[Stored records]

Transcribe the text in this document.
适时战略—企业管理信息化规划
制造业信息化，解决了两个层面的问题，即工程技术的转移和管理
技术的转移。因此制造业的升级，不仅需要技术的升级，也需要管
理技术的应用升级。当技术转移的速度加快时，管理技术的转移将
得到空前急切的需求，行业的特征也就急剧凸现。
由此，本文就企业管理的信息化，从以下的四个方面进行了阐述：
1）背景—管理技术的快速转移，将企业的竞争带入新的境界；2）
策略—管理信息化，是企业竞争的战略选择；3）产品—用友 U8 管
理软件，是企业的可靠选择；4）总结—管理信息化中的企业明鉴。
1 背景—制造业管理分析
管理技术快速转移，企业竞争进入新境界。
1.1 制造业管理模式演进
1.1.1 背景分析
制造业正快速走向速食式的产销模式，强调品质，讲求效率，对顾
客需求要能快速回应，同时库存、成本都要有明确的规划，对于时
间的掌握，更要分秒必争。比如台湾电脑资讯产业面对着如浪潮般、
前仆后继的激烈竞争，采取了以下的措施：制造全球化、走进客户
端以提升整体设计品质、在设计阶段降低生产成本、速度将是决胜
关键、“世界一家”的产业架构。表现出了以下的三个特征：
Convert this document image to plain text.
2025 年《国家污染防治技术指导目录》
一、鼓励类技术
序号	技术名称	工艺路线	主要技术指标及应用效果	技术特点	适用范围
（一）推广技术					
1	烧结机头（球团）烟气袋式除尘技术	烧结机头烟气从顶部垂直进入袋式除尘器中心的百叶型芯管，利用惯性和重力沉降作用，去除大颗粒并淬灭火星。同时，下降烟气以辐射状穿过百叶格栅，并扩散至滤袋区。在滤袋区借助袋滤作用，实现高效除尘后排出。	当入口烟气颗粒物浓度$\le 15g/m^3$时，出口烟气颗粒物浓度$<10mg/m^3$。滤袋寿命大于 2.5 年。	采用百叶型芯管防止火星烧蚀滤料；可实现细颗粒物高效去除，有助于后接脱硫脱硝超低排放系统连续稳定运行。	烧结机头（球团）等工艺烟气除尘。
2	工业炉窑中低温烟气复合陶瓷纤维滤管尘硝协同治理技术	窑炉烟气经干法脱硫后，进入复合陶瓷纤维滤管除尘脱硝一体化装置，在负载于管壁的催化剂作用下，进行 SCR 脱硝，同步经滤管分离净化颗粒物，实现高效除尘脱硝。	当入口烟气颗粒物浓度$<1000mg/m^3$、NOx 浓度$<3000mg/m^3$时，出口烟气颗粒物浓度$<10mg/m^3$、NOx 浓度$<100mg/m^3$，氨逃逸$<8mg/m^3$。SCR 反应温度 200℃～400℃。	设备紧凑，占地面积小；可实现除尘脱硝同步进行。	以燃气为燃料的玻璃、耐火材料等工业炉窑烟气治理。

#### Problem statement
Only lines with the word "text" are wanted, so copy each one from the records.

#### Exercise output
Transcribe the text in this document.
Convert this document image to plain text.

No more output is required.